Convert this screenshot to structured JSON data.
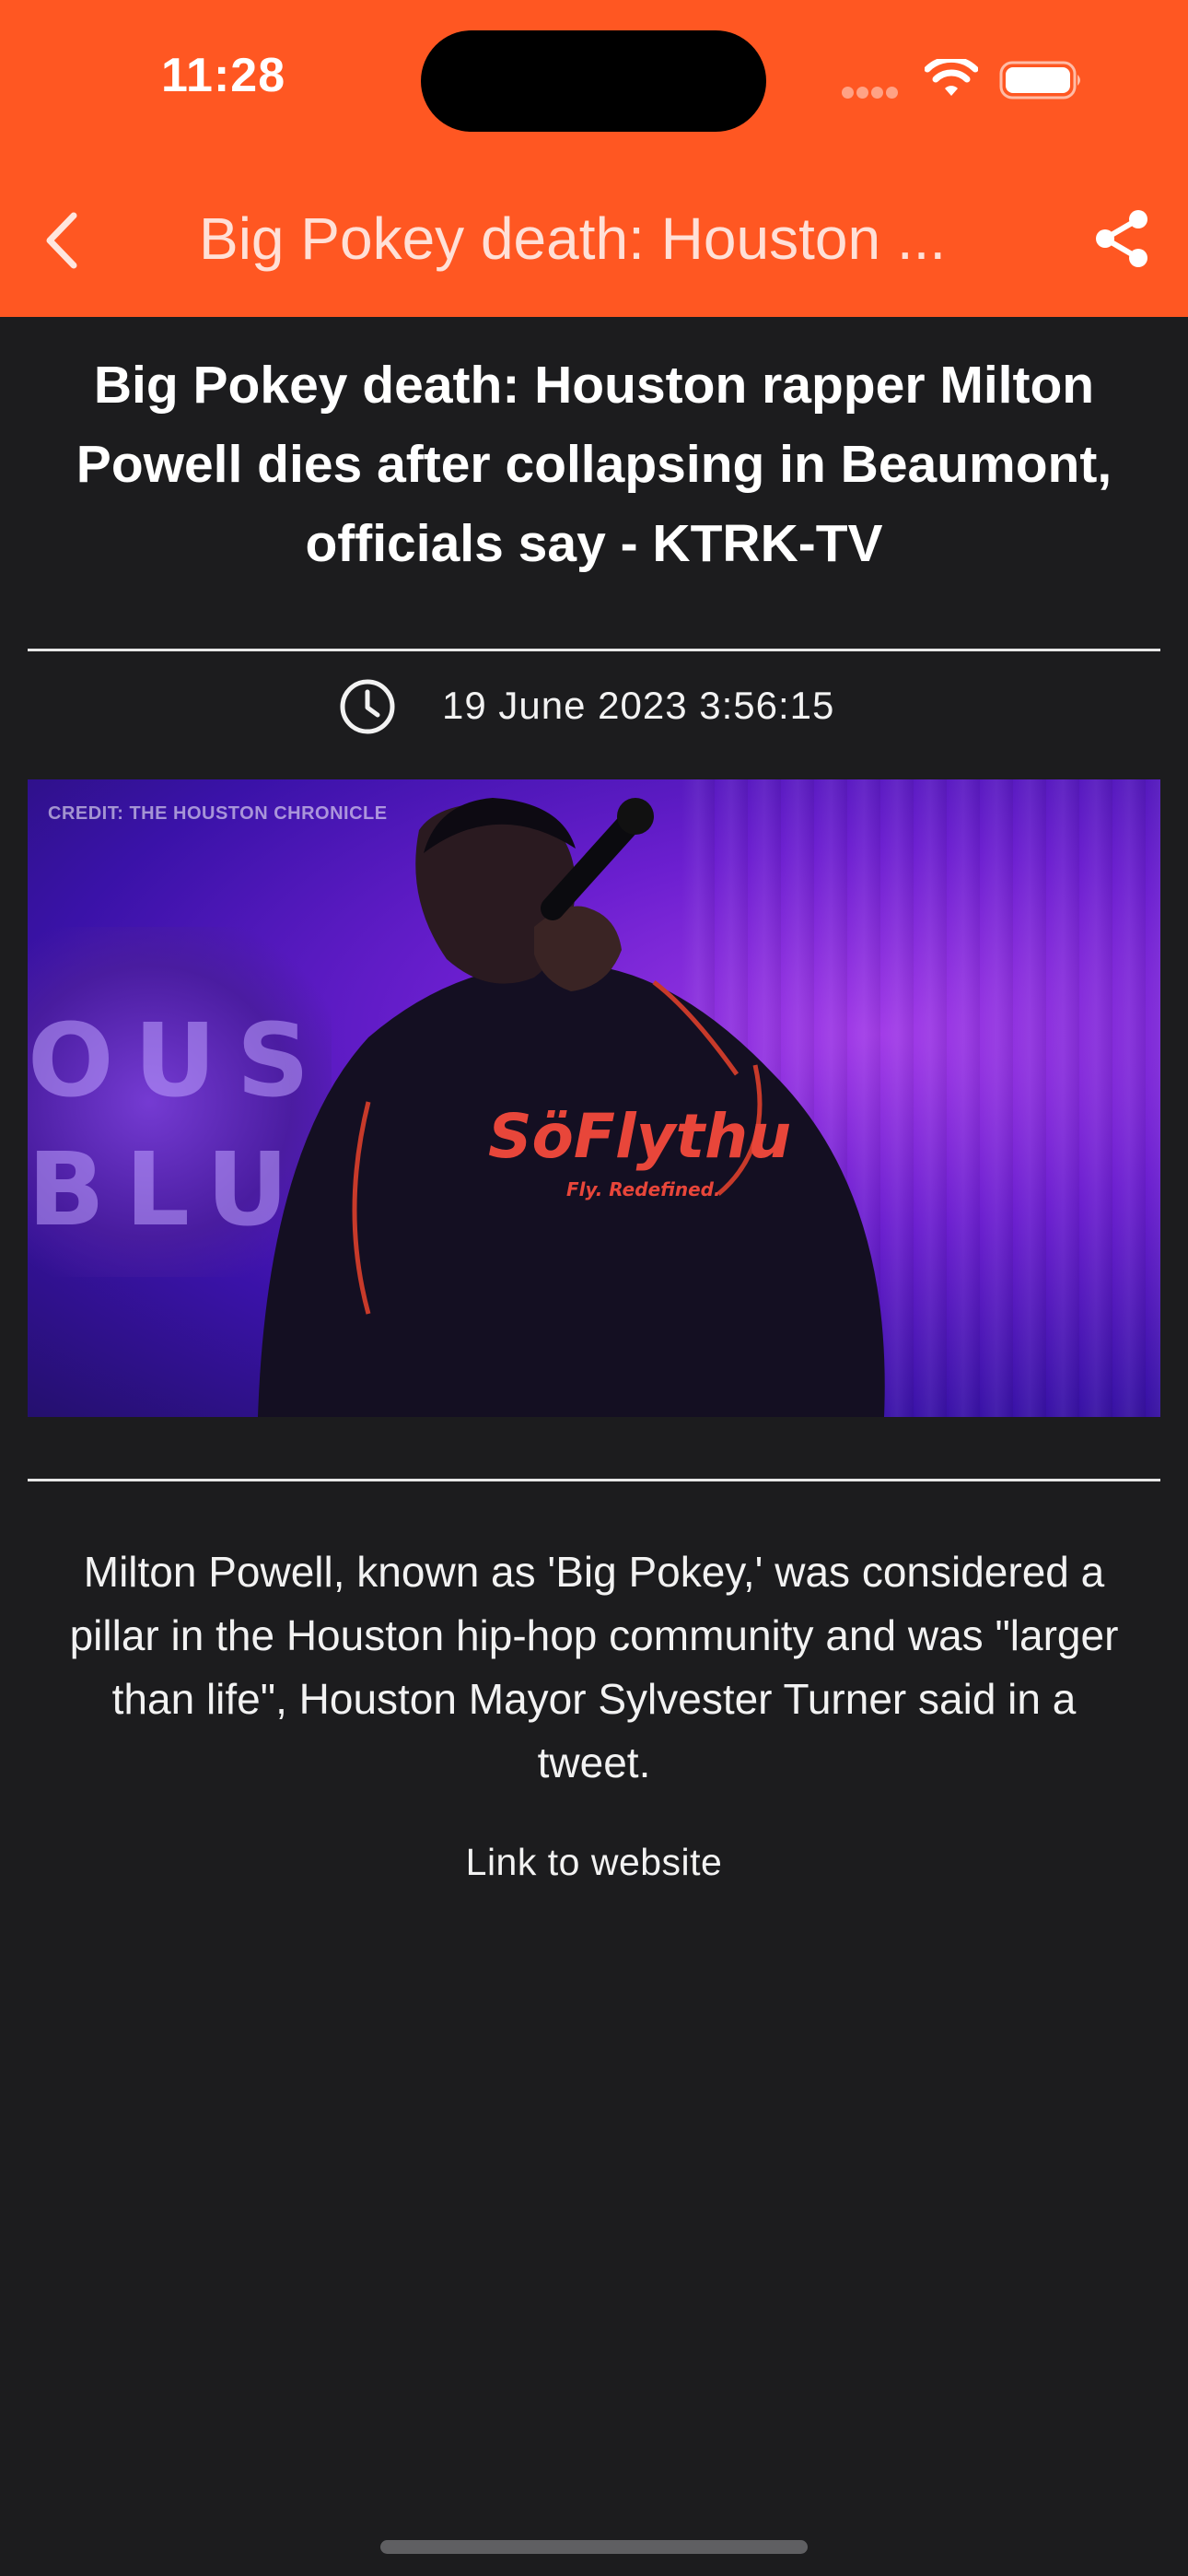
{
  "status_bar": {
    "time": "11:28"
  },
  "nav_bar": {
    "back_icon": "chevron-left-icon",
    "title": "Big Pokey death: Houston ...",
    "share_icon": "share-icon",
    "background_color": "#ff5722"
  },
  "article": {
    "headline": "Big Pokey death: Houston rapper Milton Powell dies after collapsing in Beaumont, officials say - KTRK-TV",
    "date_icon": "clock-icon",
    "date": "19 June 2023 3:56:15",
    "image": {
      "credit": "CREDIT: THE HOUSTON CHRONICLE",
      "sign_letters": "OUS\nBLU",
      "shirt_text": "SöFlythu",
      "shirt_subtext": "Fly. Redefined."
    },
    "summary": "Milton Powell, known as 'Big Pokey,' was considered a pillar in the Houston hip-hop community and was \"larger than life\", Houston Mayor Sylvester Turner said in a tweet.",
    "link_label": "Link to website"
  },
  "colors": {
    "accent": "#ff5722",
    "background": "#1c1c1e",
    "text": "#ffffff"
  }
}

------------

REQUIREMENT:
From the listing above, pick out every line containing "icon".

FINISHED ANSWER:
    "back_icon": "chevron-left-icon",
    "share_icon": "share-icon",
    "date_icon": "clock-icon",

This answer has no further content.